[begin ENTRIES PROVIDED]

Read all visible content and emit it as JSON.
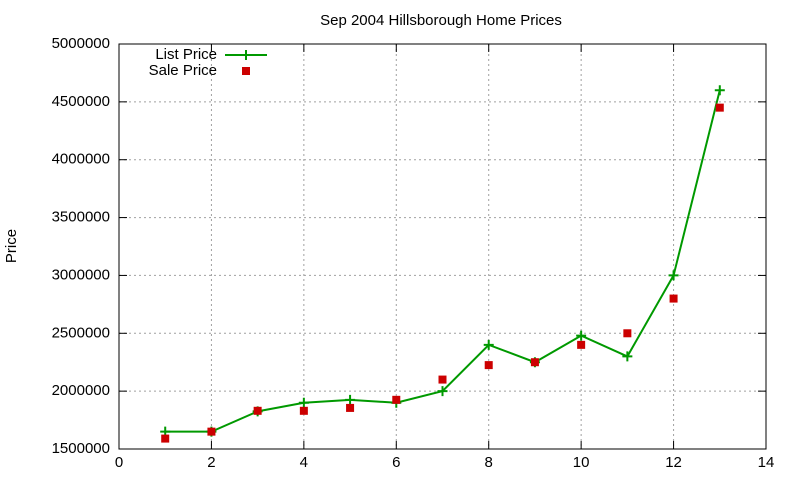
{
  "chart_data": {
    "type": "line",
    "title": "Sep 2004 Hillsborough Home Prices",
    "y_label": "Price",
    "x": [
      1,
      2,
      3,
      4,
      5,
      6,
      7,
      8,
      9,
      10,
      11,
      12,
      13
    ],
    "series": [
      {
        "name": "List Price",
        "color": "#009900",
        "mode": "linespoints",
        "values": [
          1650000,
          1650000,
          1825000,
          1900000,
          1925000,
          1900000,
          2000000,
          2400000,
          2250000,
          2480000,
          2300000,
          3000000,
          4600000
        ]
      },
      {
        "name": "Sale Price",
        "color": "#cc0000",
        "mode": "points",
        "values": [
          1590000,
          1650000,
          1830000,
          1830000,
          1855000,
          1925000,
          2100000,
          2225000,
          2250000,
          2400000,
          2500000,
          2800000,
          4450000
        ]
      }
    ],
    "xlim": [
      0,
      14
    ],
    "xticks": [
      0,
      2,
      4,
      6,
      8,
      10,
      12,
      14
    ],
    "ylim": [
      1500000,
      5000000
    ],
    "yticks": [
      1500000,
      2000000,
      2500000,
      3000000,
      3500000,
      4000000,
      4500000,
      5000000
    ],
    "grid": true,
    "legend": "top-left"
  }
}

[end ENTRIES PROVIDED]

### GIVEN INSTRUCTION
Copy the material shown above in full and exactly. Skip the pictures.

### ANSWER FOR THE TASK
Read all visible content and emit it as JSON.
{
  "chart_data": {
    "type": "line",
    "title": "Sep 2004 Hillsborough Home Prices",
    "y_label": "Price",
    "x": [
      1,
      2,
      3,
      4,
      5,
      6,
      7,
      8,
      9,
      10,
      11,
      12,
      13
    ],
    "series": [
      {
        "name": "List Price",
        "color": "#009900",
        "mode": "linespoints",
        "values": [
          1650000,
          1650000,
          1825000,
          1900000,
          1925000,
          1900000,
          2000000,
          2400000,
          2250000,
          2480000,
          2300000,
          3000000,
          4600000
        ]
      },
      {
        "name": "Sale Price",
        "color": "#cc0000",
        "mode": "points",
        "values": [
          1590000,
          1650000,
          1830000,
          1830000,
          1855000,
          1925000,
          2100000,
          2225000,
          2250000,
          2400000,
          2500000,
          2800000,
          4450000
        ]
      }
    ],
    "xlim": [
      0,
      14
    ],
    "xticks": [
      0,
      2,
      4,
      6,
      8,
      10,
      12,
      14
    ],
    "ylim": [
      1500000,
      5000000
    ],
    "yticks": [
      1500000,
      2000000,
      2500000,
      3000000,
      3500000,
      4000000,
      4500000,
      5000000
    ],
    "grid": true,
    "legend": "top-left"
  }
}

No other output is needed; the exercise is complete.